RAW RECORDS ▸

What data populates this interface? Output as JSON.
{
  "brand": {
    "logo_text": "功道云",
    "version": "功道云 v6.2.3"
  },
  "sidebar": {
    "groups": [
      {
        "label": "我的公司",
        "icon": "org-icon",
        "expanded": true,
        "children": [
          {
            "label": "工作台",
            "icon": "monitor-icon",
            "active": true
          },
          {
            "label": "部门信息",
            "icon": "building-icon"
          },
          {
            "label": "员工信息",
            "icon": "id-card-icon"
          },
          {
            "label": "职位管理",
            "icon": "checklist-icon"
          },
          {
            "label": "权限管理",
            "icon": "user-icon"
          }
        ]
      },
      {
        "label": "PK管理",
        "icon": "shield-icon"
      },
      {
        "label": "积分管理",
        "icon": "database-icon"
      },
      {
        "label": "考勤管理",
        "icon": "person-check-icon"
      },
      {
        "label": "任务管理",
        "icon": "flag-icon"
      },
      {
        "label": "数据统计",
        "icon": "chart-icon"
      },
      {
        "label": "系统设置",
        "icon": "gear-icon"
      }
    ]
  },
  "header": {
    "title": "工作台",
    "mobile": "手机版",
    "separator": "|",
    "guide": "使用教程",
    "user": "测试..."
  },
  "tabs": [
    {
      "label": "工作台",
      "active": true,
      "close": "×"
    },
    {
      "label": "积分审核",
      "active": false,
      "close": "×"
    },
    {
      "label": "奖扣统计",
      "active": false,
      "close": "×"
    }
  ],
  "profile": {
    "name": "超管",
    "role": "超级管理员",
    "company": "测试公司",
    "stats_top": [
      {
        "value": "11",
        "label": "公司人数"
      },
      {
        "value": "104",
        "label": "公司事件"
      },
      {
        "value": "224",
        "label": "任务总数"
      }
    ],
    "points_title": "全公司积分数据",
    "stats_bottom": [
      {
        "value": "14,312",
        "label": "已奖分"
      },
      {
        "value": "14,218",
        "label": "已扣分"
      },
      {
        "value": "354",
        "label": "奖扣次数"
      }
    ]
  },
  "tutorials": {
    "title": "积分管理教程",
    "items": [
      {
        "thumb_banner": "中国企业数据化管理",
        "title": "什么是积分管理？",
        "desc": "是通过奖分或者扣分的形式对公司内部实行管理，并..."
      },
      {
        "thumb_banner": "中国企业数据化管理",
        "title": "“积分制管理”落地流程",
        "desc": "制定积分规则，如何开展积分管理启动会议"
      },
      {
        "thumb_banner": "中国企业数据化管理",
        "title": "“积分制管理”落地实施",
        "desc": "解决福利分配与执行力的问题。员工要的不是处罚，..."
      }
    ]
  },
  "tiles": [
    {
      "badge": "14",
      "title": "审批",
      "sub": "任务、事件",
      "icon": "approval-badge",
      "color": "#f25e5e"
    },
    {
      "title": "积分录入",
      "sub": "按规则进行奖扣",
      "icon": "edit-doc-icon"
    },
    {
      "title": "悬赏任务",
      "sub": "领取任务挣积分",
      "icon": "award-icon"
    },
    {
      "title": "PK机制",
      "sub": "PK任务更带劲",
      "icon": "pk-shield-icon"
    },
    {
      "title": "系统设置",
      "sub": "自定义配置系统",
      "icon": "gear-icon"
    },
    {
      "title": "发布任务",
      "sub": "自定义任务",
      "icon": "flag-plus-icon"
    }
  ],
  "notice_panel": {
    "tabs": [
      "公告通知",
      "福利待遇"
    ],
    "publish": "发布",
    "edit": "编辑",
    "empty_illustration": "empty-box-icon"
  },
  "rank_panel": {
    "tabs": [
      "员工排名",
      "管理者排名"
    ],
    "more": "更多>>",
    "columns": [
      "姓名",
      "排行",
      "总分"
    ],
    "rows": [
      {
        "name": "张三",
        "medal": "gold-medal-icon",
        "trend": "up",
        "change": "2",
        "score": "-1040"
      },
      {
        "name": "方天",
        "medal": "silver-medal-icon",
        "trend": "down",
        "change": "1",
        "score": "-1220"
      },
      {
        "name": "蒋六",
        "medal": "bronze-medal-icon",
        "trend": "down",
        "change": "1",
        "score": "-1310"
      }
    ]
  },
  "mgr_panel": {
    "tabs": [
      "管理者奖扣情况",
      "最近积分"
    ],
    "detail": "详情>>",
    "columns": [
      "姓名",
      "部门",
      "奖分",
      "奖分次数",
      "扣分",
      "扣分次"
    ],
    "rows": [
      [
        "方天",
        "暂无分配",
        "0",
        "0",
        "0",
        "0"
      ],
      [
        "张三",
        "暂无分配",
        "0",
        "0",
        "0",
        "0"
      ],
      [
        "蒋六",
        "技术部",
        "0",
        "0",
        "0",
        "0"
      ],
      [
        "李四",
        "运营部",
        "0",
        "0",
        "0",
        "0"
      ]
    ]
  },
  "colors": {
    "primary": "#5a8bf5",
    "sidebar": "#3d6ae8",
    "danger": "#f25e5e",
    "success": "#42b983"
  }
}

WHAT THIS TASK INVOLVES ▸ Nothing may be left out: return each entry exactly as it reads.

FINISHED TASK ▸
What data populates this interface? Output as JSON.
{
  "brand": {
    "logo_text": "功道云",
    "version": "功道云 v6.2.3"
  },
  "sidebar": {
    "groups": [
      {
        "label": "我的公司",
        "icon": "org-icon",
        "expanded": true,
        "children": [
          {
            "label": "工作台",
            "icon": "monitor-icon",
            "active": true
          },
          {
            "label": "部门信息",
            "icon": "building-icon"
          },
          {
            "label": "员工信息",
            "icon": "id-card-icon"
          },
          {
            "label": "职位管理",
            "icon": "checklist-icon"
          },
          {
            "label": "权限管理",
            "icon": "user-icon"
          }
        ]
      },
      {
        "label": "PK管理",
        "icon": "shield-icon"
      },
      {
        "label": "积分管理",
        "icon": "database-icon"
      },
      {
        "label": "考勤管理",
        "icon": "person-check-icon"
      },
      {
        "label": "任务管理",
        "icon": "flag-icon"
      },
      {
        "label": "数据统计",
        "icon": "chart-icon"
      },
      {
        "label": "系统设置",
        "icon": "gear-icon"
      }
    ]
  },
  "header": {
    "title": "工作台",
    "mobile": "手机版",
    "separator": "|",
    "guide": "使用教程",
    "user": "测试..."
  },
  "tabs": [
    {
      "label": "工作台",
      "active": true,
      "close": "×"
    },
    {
      "label": "积分审核",
      "active": false,
      "close": "×"
    },
    {
      "label": "奖扣统计",
      "active": false,
      "close": "×"
    }
  ],
  "profile": {
    "name": "超管",
    "role": "超级管理员",
    "company": "测试公司",
    "stats_top": [
      {
        "value": "11",
        "label": "公司人数"
      },
      {
        "value": "104",
        "label": "公司事件"
      },
      {
        "value": "224",
        "label": "任务总数"
      }
    ],
    "points_title": "全公司积分数据",
    "stats_bottom": [
      {
        "value": "14,312",
        "label": "已奖分"
      },
      {
        "value": "14,218",
        "label": "已扣分"
      },
      {
        "value": "354",
        "label": "奖扣次数"
      }
    ]
  },
  "tutorials": {
    "title": "积分管理教程",
    "items": [
      {
        "thumb_banner": "中国企业数据化管理",
        "title": "什么是积分管理？",
        "desc": "是通过奖分或者扣分的形式对公司内部实行管理，并..."
      },
      {
        "thumb_banner": "中国企业数据化管理",
        "title": "“积分制管理”落地流程",
        "desc": "制定积分规则，如何开展积分管理启动会议"
      },
      {
        "thumb_banner": "中国企业数据化管理",
        "title": "“积分制管理”落地实施",
        "desc": "解决福利分配与执行力的问题。员工要的不是处罚，..."
      }
    ]
  },
  "tiles": [
    {
      "badge": "14",
      "title": "审批",
      "sub": "任务、事件",
      "icon": "approval-badge",
      "color": "#f25e5e"
    },
    {
      "title": "积分录入",
      "sub": "按规则进行奖扣",
      "icon": "edit-doc-icon"
    },
    {
      "title": "悬赏任务",
      "sub": "领取任务挣积分",
      "icon": "award-icon"
    },
    {
      "title": "PK机制",
      "sub": "PK任务更带劲",
      "icon": "pk-shield-icon"
    },
    {
      "title": "系统设置",
      "sub": "自定义配置系统",
      "icon": "gear-icon"
    },
    {
      "title": "发布任务",
      "sub": "自定义任务",
      "icon": "flag-plus-icon"
    }
  ],
  "notice_panel": {
    "tabs": [
      "公告通知",
      "福利待遇"
    ],
    "publish": "发布",
    "edit": "编辑",
    "empty_illustration": "empty-box-icon"
  },
  "rank_panel": {
    "tabs": [
      "员工排名",
      "管理者排名"
    ],
    "more": "更多>>",
    "columns": [
      "姓名",
      "排行",
      "总分"
    ],
    "rows": [
      {
        "name": "张三",
        "medal": "gold-medal-icon",
        "trend": "up",
        "change": "2",
        "score": "-1040"
      },
      {
        "name": "方天",
        "medal": "silver-medal-icon",
        "trend": "down",
        "change": "1",
        "score": "-1220"
      },
      {
        "name": "蒋六",
        "medal": "bronze-medal-icon",
        "trend": "down",
        "change": "1",
        "score": "-1310"
      }
    ]
  },
  "mgr_panel": {
    "tabs": [
      "管理者奖扣情况",
      "最近积分"
    ],
    "detail": "详情>>",
    "columns": [
      "姓名",
      "部门",
      "奖分",
      "奖分次数",
      "扣分",
      "扣分次"
    ],
    "rows": [
      [
        "方天",
        "暂无分配",
        "0",
        "0",
        "0",
        "0"
      ],
      [
        "张三",
        "暂无分配",
        "0",
        "0",
        "0",
        "0"
      ],
      [
        "蒋六",
        "技术部",
        "0",
        "0",
        "0",
        "0"
      ],
      [
        "李四",
        "运营部",
        "0",
        "0",
        "0",
        "0"
      ]
    ]
  },
  "colors": {
    "primary": "#5a8bf5",
    "sidebar": "#3d6ae8",
    "danger": "#f25e5e",
    "success": "#42b983"
  }
}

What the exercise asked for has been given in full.